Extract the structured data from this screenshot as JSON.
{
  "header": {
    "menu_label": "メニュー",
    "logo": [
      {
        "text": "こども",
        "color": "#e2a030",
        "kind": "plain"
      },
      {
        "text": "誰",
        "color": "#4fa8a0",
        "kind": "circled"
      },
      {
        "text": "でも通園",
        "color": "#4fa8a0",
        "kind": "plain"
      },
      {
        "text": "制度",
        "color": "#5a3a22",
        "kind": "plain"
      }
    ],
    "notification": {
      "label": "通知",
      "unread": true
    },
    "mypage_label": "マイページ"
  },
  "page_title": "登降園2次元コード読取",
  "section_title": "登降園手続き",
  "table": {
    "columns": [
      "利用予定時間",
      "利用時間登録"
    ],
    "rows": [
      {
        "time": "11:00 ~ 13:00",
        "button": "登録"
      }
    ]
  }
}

***

▶ **SHORT EXERCISE**
Reproduce the listing above word for word.

▶ **CORRECT RESULT**
Extract the structured data from this screenshot as JSON.
{
  "header": {
    "menu_label": "メニュー",
    "logo": [
      {
        "text": "こども",
        "color": "#e2a030",
        "kind": "plain"
      },
      {
        "text": "誰",
        "color": "#4fa8a0",
        "kind": "circled"
      },
      {
        "text": "でも通園",
        "color": "#4fa8a0",
        "kind": "plain"
      },
      {
        "text": "制度",
        "color": "#5a3a22",
        "kind": "plain"
      }
    ],
    "notification": {
      "label": "通知",
      "unread": true
    },
    "mypage_label": "マイページ"
  },
  "page_title": "登降園2次元コード読取",
  "section_title": "登降園手続き",
  "table": {
    "columns": [
      "利用予定時間",
      "利用時間登録"
    ],
    "rows": [
      {
        "time": "11:00 ~ 13:00",
        "button": "登録"
      }
    ]
  }
}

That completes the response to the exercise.